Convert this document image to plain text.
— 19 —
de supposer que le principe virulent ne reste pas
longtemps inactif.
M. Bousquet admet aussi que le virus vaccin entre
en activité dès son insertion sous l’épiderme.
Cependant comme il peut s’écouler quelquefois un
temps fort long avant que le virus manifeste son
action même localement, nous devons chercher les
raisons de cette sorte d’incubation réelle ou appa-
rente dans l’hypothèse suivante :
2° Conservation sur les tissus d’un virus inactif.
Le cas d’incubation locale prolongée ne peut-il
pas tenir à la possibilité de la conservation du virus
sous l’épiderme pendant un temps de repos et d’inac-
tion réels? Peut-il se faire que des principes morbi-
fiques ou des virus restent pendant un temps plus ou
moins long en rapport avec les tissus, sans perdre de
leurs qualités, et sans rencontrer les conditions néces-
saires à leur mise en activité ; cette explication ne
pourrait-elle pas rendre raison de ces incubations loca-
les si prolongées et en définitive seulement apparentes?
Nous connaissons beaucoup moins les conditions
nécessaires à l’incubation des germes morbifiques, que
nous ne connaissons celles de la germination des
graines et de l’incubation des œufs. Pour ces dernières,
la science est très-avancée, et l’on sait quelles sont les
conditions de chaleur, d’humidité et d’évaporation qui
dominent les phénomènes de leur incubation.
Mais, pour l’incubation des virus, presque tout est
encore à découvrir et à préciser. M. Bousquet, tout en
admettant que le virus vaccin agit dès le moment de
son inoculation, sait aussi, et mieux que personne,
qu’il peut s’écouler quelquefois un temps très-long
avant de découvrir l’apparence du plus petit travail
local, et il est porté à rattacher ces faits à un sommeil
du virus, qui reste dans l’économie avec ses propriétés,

********************

Copy each line above that contains the word "avant".

temps fort long avant que le virus manifeste son
avant de découvrir l’apparence du plus petit travail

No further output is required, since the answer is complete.